Records for the exercise:
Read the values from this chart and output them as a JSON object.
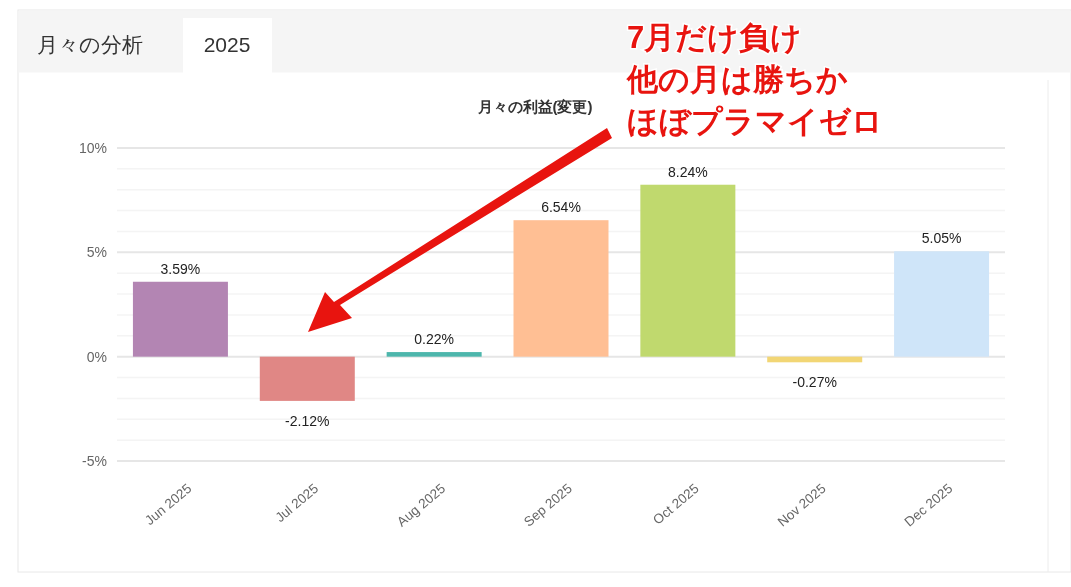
{
  "chart_data": {
    "type": "bar",
    "title": "月々の利益(変更)",
    "categories": [
      "Jun 2025",
      "Jul 2025",
      "Aug 2025",
      "Sep 2025",
      "Oct 2025",
      "Nov 2025",
      "Dec 2025"
    ],
    "values": [
      3.59,
      -2.12,
      0.22,
      6.54,
      8.24,
      -0.27,
      5.05
    ],
    "value_labels": [
      "3.59%",
      "-2.12%",
      "0.22%",
      "6.54%",
      "8.24%",
      "-0.27%",
      "5.05%"
    ],
    "colors": [
      "#b385b3",
      "#e08785",
      "#4db6ac",
      "#ffbf94",
      "#c0d96e",
      "#f2d675",
      "#cfe5f9"
    ],
    "ylim": [
      -5,
      10
    ],
    "yticks": [
      {
        "value": -5,
        "label": "-5%"
      },
      {
        "value": -4,
        "label": null
      },
      {
        "value": -3,
        "label": null
      },
      {
        "value": -2,
        "label": null
      },
      {
        "value": -1,
        "label": null
      },
      {
        "value": 0,
        "label": "0%"
      },
      {
        "value": 1,
        "label": null
      },
      {
        "value": 2,
        "label": null
      },
      {
        "value": 3,
        "label": null
      },
      {
        "value": 4,
        "label": null
      },
      {
        "value": 5,
        "label": "5%"
      },
      {
        "value": 6,
        "label": null
      },
      {
        "value": 7,
        "label": null
      },
      {
        "value": 8,
        "label": null
      },
      {
        "value": 9,
        "label": null
      },
      {
        "value": 10,
        "label": "10%"
      }
    ],
    "grid": true,
    "annotations": [
      "月々の分析",
      "2025",
      "7月だけ負け",
      "他の月は勝ちか",
      "ほぼプラマイゼロ"
    ]
  }
}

Given exercise:
Copy out each line of the data where the string "values" appears.

Result:
Read the values from this chart and output them as a JSON object.
    "values": [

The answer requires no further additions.